## GIVEN RECORDS
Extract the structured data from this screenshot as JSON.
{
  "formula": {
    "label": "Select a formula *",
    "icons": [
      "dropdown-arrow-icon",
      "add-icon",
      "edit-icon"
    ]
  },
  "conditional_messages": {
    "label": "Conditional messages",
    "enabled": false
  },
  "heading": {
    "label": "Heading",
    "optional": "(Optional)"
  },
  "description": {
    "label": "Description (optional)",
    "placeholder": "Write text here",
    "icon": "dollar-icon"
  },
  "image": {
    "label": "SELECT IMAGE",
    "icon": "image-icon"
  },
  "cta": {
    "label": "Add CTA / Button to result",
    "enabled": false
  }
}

## STATED EXERCISE
Output each record exactly, leaving nothing out.

## TASK RESPONSE
Extract the structured data from this screenshot as JSON.
{
  "formula": {
    "label": "Select a formula *",
    "icons": [
      "dropdown-arrow-icon",
      "add-icon",
      "edit-icon"
    ]
  },
  "conditional_messages": {
    "label": "Conditional messages",
    "enabled": false
  },
  "heading": {
    "label": "Heading",
    "optional": "(Optional)"
  },
  "description": {
    "label": "Description (optional)",
    "placeholder": "Write text here",
    "icon": "dollar-icon"
  },
  "image": {
    "label": "SELECT IMAGE",
    "icon": "image-icon"
  },
  "cta": {
    "label": "Add CTA / Button to result",
    "enabled": false
  }
}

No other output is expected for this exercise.